**Extracted records:**
================
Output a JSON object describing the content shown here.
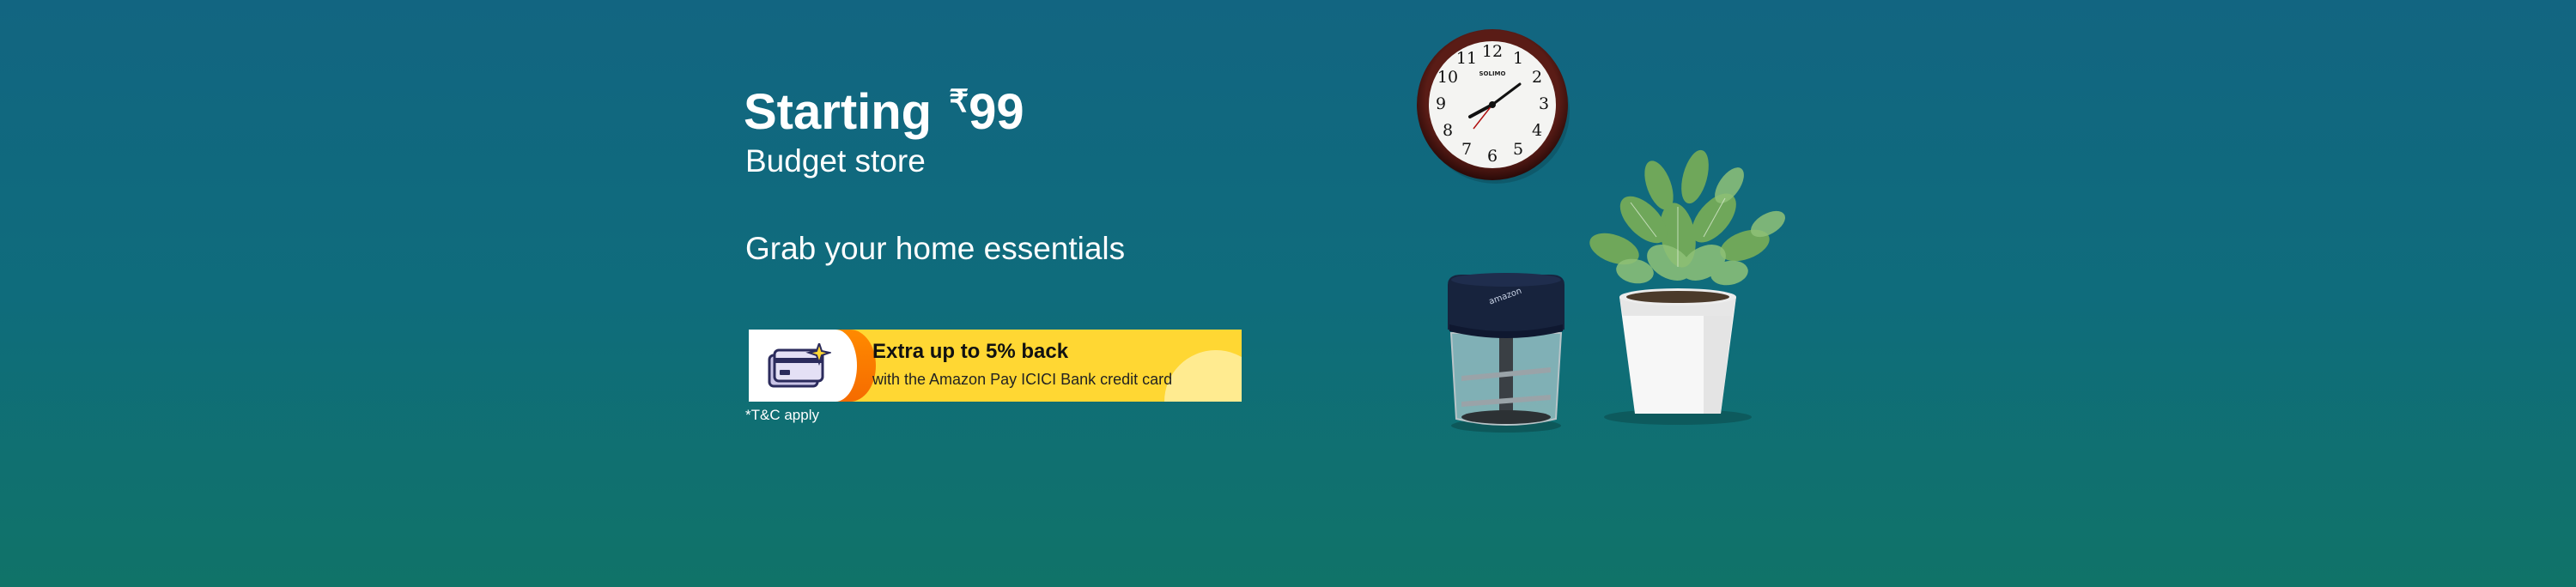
{
  "banner": {
    "headline_prefix": "Starting",
    "rupee_symbol": "₹",
    "price": "99",
    "subtitle": "Budget store",
    "tagline": "Grab your home essentials",
    "offer": {
      "title": "Extra up to 5% back",
      "description": "with the Amazon Pay ICICI Bank credit card"
    },
    "tnc": "*T&C apply",
    "clock_brand": "SOLIMO",
    "clock_numbers": [
      "12",
      "1",
      "2",
      "3",
      "4",
      "5",
      "6",
      "7",
      "8",
      "9",
      "10",
      "11"
    ],
    "chopper_brand": "amazon"
  },
  "colors": {
    "background_top": "#126581",
    "background_bottom": "#107368",
    "offer_yellow": "#ffd733",
    "offer_orange": "#f56b00",
    "text": "#ffffff"
  },
  "icons": [
    "credit-card-icon",
    "sparkle-icon"
  ]
}
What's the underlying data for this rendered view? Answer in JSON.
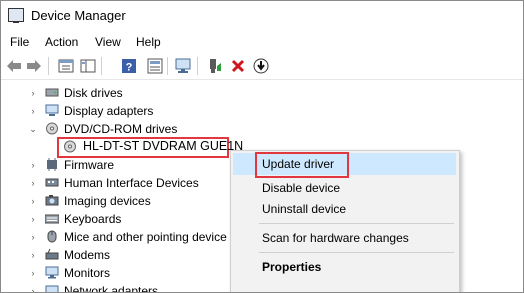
{
  "window": {
    "title": "Device Manager"
  },
  "menu": [
    "File",
    "Action",
    "View",
    "Help"
  ],
  "toolbar": {
    "buttons": [
      "back-icon",
      "forward-icon",
      "properties-icon",
      "console-tree-icon",
      "help-icon",
      "show-hidden-icon",
      "scan-changes-icon",
      "enable-device-icon",
      "uninstall-icon",
      "update-driver-icon"
    ]
  },
  "tree": {
    "items": [
      {
        "label": "Disk drives",
        "icon": "disk-icon"
      },
      {
        "label": "Display adapters",
        "icon": "display-icon"
      },
      {
        "label": "DVD/CD-ROM drives",
        "icon": "dvd-icon"
      },
      {
        "label": "HL-DT-ST DVDRAM GUE1N",
        "icon": "dvd-device-icon"
      },
      {
        "label": "Firmware",
        "icon": "firmware-icon"
      },
      {
        "label": "Human Interface Devices",
        "icon": "hid-icon"
      },
      {
        "label": "Imaging devices",
        "icon": "camera-icon"
      },
      {
        "label": "Keyboards",
        "icon": "keyboard-icon"
      },
      {
        "label": "Mice and other pointing device",
        "icon": "mouse-icon"
      },
      {
        "label": "Modems",
        "icon": "modem-icon"
      },
      {
        "label": "Monitors",
        "icon": "monitor-icon"
      },
      {
        "label": "Network adapters",
        "icon": "network-icon"
      }
    ]
  },
  "context_menu": {
    "items": [
      "Update driver",
      "Disable device",
      "Uninstall device",
      "Scan for hardware changes",
      "Properties"
    ]
  },
  "colors": {
    "highlight_border": "#e0383e",
    "menu_selection": "#cde8ff",
    "menu_bg": "#f2f2f2"
  }
}
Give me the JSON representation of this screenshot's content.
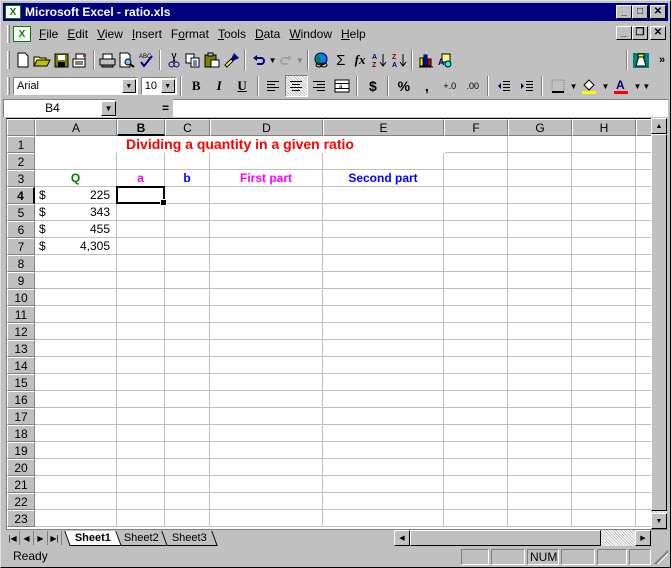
{
  "window": {
    "title": "Microsoft Excel - ratio.xls",
    "caption_buttons": [
      "minimize",
      "maximize",
      "close"
    ],
    "doc_buttons": [
      "minimize",
      "restore",
      "close"
    ]
  },
  "menubar": {
    "items": [
      "File",
      "Edit",
      "View",
      "Insert",
      "Format",
      "Tools",
      "Data",
      "Window",
      "Help"
    ]
  },
  "standard_toolbar": {
    "buttons": [
      "new-icon",
      "open-icon",
      "save-icon",
      "email-icon",
      "print-icon",
      "print-preview-icon",
      "spelling-icon",
      "cut-icon",
      "copy-icon",
      "paste-icon",
      "format-painter-icon",
      "undo-icon",
      "redo-icon",
      "hyperlink-icon",
      "autosum-icon",
      "function-icon",
      "sort-ascending-icon",
      "sort-descending-icon",
      "chart-wizard-icon",
      "drawing-icon",
      "office-assistant-icon",
      "more-buttons-icon"
    ],
    "glyphs": {
      "autosum": "Σ",
      "function": "fx",
      "sort_asc": "A↓",
      "sort_desc": "Z↓",
      "more": "»"
    }
  },
  "formatting_toolbar": {
    "font_name": "Arial",
    "font_size": "10",
    "bold": "B",
    "italic": "I",
    "underline": "U",
    "currency": "$",
    "percent": "%",
    "comma": ",",
    "increase_decimal": "+.0",
    "decrease_decimal": ".00",
    "fill_color": "#ffff00",
    "font_color": "#ff0000"
  },
  "formula_bar": {
    "name_box": "B4",
    "equals": "=",
    "formula": ""
  },
  "sheet": {
    "columns": [
      "A",
      "B",
      "C",
      "D",
      "E",
      "F",
      "G",
      "H"
    ],
    "active_column": "B",
    "rows": [
      "1",
      "2",
      "3",
      "4",
      "5",
      "6",
      "7",
      "8",
      "9",
      "10",
      "11",
      "12",
      "13",
      "14",
      "15",
      "16",
      "17",
      "18",
      "19",
      "20",
      "21",
      "22",
      "23"
    ],
    "active_row": "4",
    "title": {
      "text": "Dividing a quantity in a given ratio",
      "color": "#ff0000"
    },
    "headers": [
      {
        "col": "A",
        "text": "Q",
        "color": "#008000"
      },
      {
        "col": "B",
        "text": "a",
        "color": "#ff00ff"
      },
      {
        "col": "C",
        "text": "b",
        "color": "#0000ff"
      },
      {
        "col": "D",
        "text": "First part",
        "color": "#ff00ff"
      },
      {
        "col": "E",
        "text": "Second part",
        "color": "#0000ff"
      }
    ],
    "quantities": [
      {
        "row": "4",
        "currency": "$",
        "value": "225"
      },
      {
        "row": "5",
        "currency": "$",
        "value": "343"
      },
      {
        "row": "6",
        "currency": "$",
        "value": "455"
      },
      {
        "row": "7",
        "currency": "$",
        "value": "4,305"
      }
    ],
    "selected_cell": "B4"
  },
  "sheet_tabs": {
    "tabs": [
      "Sheet1",
      "Sheet2",
      "Sheet3"
    ],
    "active": "Sheet1"
  },
  "statusbar": {
    "status": "Ready",
    "indicators": [
      "",
      "",
      "NUM",
      "",
      "",
      ""
    ]
  }
}
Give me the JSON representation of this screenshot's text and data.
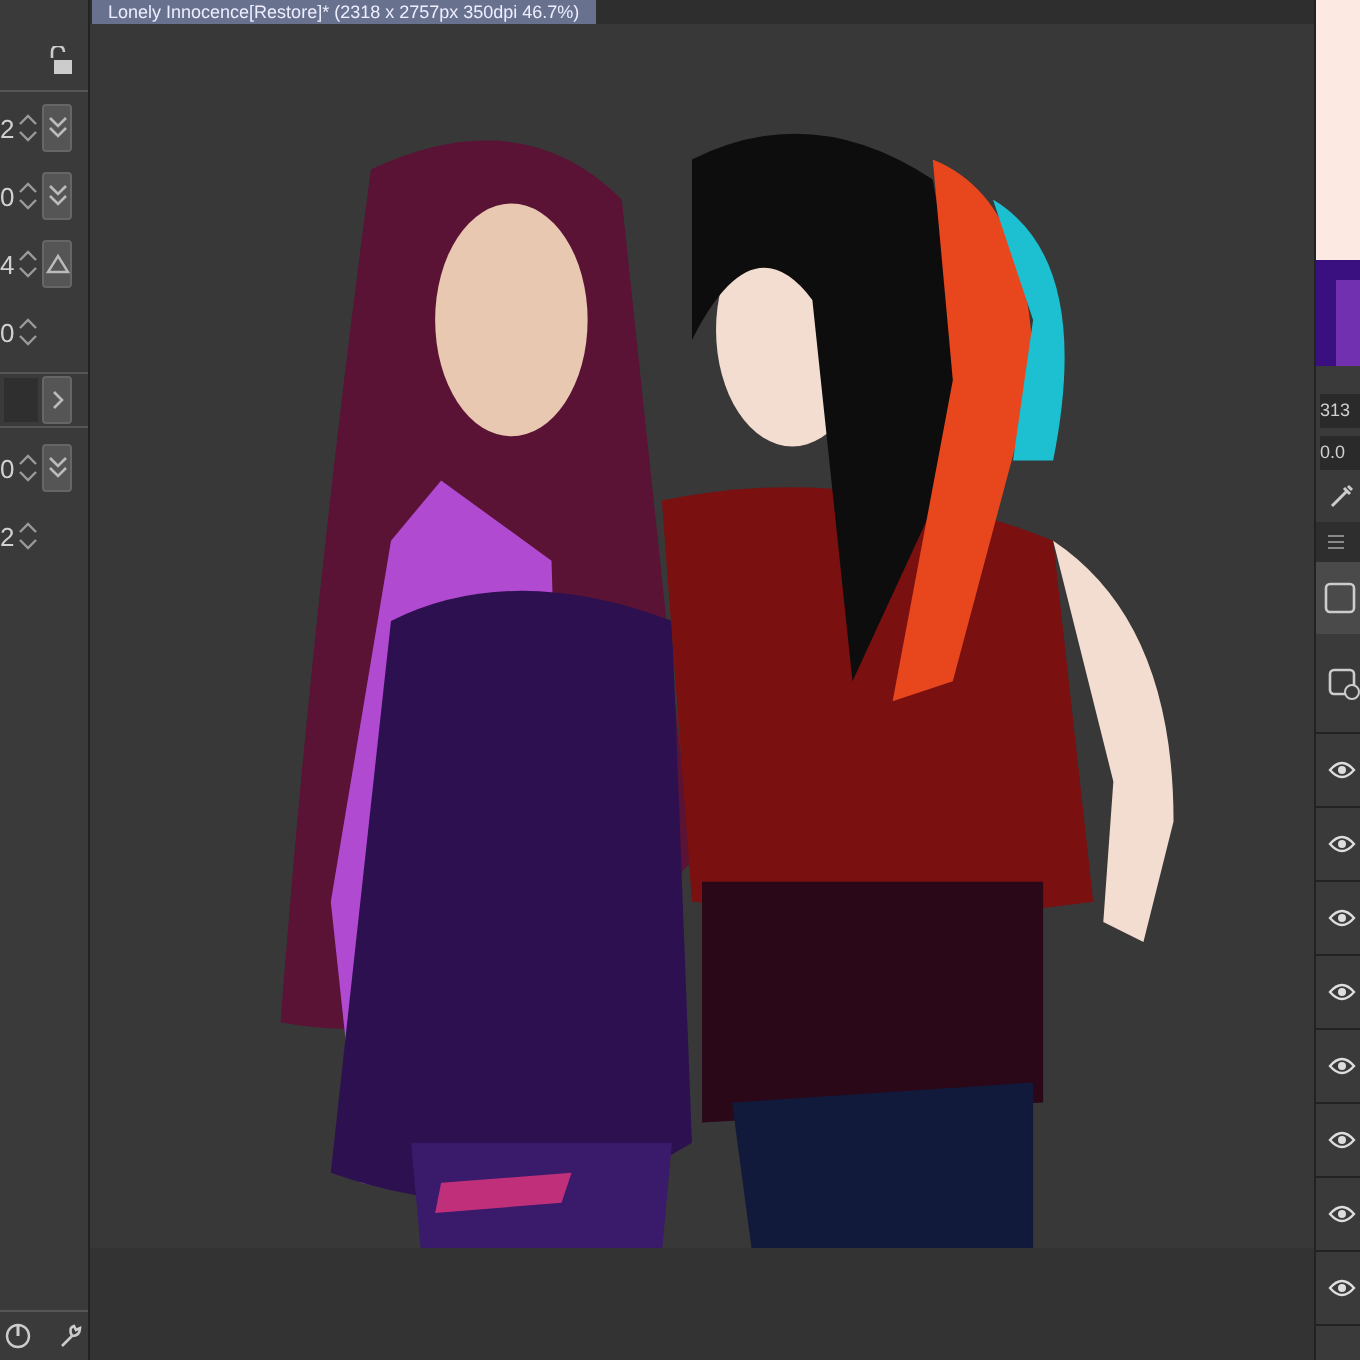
{
  "document_tab": {
    "title": "Lonely Innocence[Restore]* (2318 x 2757px 350dpi 46.7%)"
  },
  "tool_property": {
    "rows": [
      {
        "kind": "check",
        "value": "2"
      },
      {
        "kind": "check",
        "value": "0"
      },
      {
        "kind": "triangle",
        "value": "4"
      },
      {
        "kind": "plain",
        "value": "0"
      },
      {
        "kind": "arrow"
      },
      {
        "kind": "check",
        "value": "0"
      },
      {
        "kind": "plain",
        "value": "2"
      }
    ]
  },
  "fields": [
    "313",
    "0.0"
  ],
  "layers": [
    {
      "visible": true
    },
    {
      "visible": true
    },
    {
      "visible": true
    },
    {
      "visible": true
    },
    {
      "visible": true
    },
    {
      "visible": true
    },
    {
      "visible": true
    },
    {
      "visible": true
    }
  ]
}
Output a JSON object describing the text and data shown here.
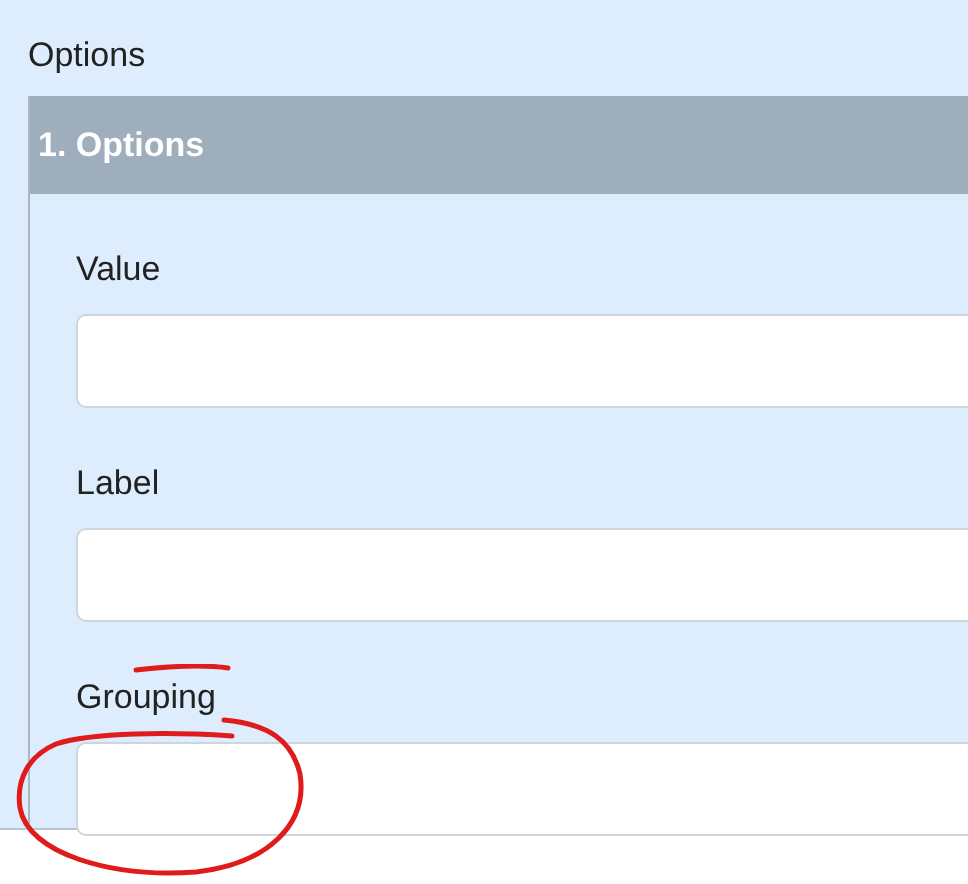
{
  "section_label": "Options",
  "panel": {
    "title": "1. Options",
    "fields": [
      {
        "label": "Value"
      },
      {
        "label": "Label"
      },
      {
        "label": "Grouping"
      }
    ]
  }
}
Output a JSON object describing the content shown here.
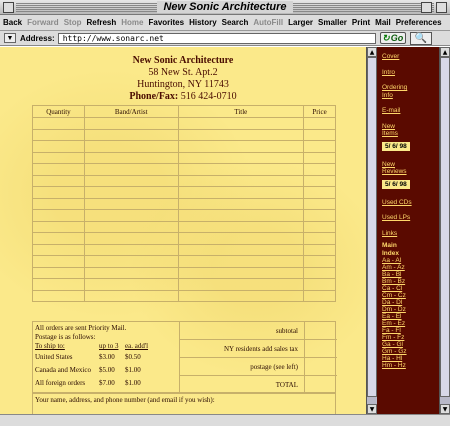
{
  "window": {
    "title": "New Sonic Architecture"
  },
  "toolbar": {
    "back": "Back",
    "forward": "Forward",
    "stop": "Stop",
    "refresh": "Refresh",
    "home": "Home",
    "favorites": "Favorites",
    "history": "History",
    "search": "Search",
    "autofill": "AutoFill",
    "larger": "Larger",
    "smaller": "Smaller",
    "print": "Print",
    "mail": "Mail",
    "preferences": "Preferences"
  },
  "address": {
    "label": "Address:",
    "url": "http://www.sonarc.net",
    "go": "Go"
  },
  "header": {
    "name": "New Sonic Architecture",
    "street": "58 New St. Apt.2",
    "city": "Huntington, NY 11743",
    "phone_label": "Phone/Fax:",
    "phone": "516 424-0710"
  },
  "order_table": {
    "columns": [
      "Quantity",
      "Band/Artist",
      "Title",
      "Price"
    ],
    "empty_rows": 16
  },
  "shipping": {
    "line1": "All orders are sent Priority Mail.",
    "line2": "Postage is as follows:",
    "head": [
      "To ship to:",
      "up to 3",
      "ea. add'l"
    ],
    "rows": [
      [
        "United States",
        "$3.00",
        "$0.50"
      ],
      [
        "Canada and Mexico",
        "$5.00",
        "$1.00"
      ],
      [
        "All foreign orders",
        "$7.00",
        "$1.00"
      ]
    ]
  },
  "totals": {
    "subtotal": "subtotal",
    "tax": "NY residents add sales tax",
    "postage": "postage (see left)",
    "total": "TOTAL"
  },
  "note": "Your name, address, and phone number (and email if you wish):",
  "nav": {
    "links": [
      "Cover",
      "Intro",
      "Ordering Info",
      "E-mail",
      "New Items"
    ],
    "new_items_date": "5/ 6/ 98",
    "new_reviews": "New Reviews",
    "new_reviews_date": "5/ 6/ 98",
    "links2": [
      "Used CDs",
      "Used LPs",
      "Links"
    ],
    "main_index": "Main Index",
    "index": [
      "Aa - Al",
      "Am - Az",
      "Ba - Bl",
      "Bm - Bz",
      "Ca - Cl",
      "Cm - Cz",
      "Da - Dl",
      "Dm - Dz",
      "Ea - El",
      "Em - Ez",
      "Fa - Fl",
      "Fm - Fz",
      "Ga - Gl",
      "Gm - Gz",
      "Ha - Hl",
      "Hm - Hz"
    ]
  }
}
================
**Work required:** Show every line from the listing above in which the string "drives" appears.

**Written response:**
        "label": "Disk drives",
        "label": "DVD/CD-ROM drives",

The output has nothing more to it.